__TASK PROMPT__: Review the material line by line. Identify and copy every line that contains the string "icon".

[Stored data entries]
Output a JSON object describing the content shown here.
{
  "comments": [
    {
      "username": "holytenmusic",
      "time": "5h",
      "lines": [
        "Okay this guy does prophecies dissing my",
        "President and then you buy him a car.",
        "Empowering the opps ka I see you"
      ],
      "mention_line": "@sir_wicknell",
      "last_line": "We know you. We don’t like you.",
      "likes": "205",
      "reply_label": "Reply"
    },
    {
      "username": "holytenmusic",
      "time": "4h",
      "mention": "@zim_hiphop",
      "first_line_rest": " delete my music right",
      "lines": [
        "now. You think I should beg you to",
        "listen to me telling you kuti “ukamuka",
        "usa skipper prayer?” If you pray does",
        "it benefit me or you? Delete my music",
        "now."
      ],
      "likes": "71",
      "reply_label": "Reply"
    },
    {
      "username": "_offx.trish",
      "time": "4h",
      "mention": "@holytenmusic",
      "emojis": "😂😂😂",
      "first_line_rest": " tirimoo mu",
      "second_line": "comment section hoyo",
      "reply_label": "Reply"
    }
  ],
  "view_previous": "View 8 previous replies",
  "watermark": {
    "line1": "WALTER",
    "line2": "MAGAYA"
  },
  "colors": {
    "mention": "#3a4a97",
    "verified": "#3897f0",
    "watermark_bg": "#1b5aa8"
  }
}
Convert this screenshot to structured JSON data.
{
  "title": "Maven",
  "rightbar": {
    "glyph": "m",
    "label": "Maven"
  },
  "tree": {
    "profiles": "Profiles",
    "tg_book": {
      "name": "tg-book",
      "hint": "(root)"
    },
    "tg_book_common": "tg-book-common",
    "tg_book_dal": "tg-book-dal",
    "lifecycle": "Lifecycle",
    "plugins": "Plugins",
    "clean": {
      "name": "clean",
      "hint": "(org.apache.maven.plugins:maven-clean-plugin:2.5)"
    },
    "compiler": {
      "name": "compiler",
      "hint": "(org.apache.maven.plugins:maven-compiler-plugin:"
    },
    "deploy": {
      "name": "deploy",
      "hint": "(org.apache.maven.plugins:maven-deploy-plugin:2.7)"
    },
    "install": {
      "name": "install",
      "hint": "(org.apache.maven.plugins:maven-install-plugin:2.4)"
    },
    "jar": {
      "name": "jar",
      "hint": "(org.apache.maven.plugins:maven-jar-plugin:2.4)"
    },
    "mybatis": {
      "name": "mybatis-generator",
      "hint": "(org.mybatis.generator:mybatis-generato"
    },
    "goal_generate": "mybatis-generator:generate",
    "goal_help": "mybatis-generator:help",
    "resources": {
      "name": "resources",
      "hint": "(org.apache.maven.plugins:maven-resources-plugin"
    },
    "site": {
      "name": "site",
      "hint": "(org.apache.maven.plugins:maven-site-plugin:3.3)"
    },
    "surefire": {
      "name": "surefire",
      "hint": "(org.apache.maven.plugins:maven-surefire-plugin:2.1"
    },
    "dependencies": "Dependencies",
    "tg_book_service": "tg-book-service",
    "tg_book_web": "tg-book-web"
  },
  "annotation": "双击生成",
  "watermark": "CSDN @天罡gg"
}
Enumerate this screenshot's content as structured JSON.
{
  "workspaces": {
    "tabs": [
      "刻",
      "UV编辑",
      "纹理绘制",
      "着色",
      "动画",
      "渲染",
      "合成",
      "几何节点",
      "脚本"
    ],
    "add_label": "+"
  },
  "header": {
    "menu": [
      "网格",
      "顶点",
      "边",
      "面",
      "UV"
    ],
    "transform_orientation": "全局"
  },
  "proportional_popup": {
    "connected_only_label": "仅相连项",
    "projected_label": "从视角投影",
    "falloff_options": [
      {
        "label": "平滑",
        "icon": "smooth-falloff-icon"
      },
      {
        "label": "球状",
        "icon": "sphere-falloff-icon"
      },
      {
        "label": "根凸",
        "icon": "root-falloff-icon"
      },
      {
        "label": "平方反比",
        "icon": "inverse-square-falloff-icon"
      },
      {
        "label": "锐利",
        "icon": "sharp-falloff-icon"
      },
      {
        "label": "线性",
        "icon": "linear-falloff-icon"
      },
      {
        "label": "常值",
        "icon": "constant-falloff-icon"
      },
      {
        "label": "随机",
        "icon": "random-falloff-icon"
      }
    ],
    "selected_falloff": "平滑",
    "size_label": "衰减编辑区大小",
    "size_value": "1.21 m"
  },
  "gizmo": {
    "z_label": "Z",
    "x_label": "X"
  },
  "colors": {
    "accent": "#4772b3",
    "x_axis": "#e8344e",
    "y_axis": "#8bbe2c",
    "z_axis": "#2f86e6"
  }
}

__SOLUTION FOR THIS PROBLEM__:
        "icon": "smooth-falloff-icon"
        "icon": "sphere-falloff-icon"
        "icon": "root-falloff-icon"
        "icon": "inverse-square-falloff-icon"
        "icon": "sharp-falloff-icon"
        "icon": "linear-falloff-icon"
        "icon": "constant-falloff-icon"
        "icon": "random-falloff-icon"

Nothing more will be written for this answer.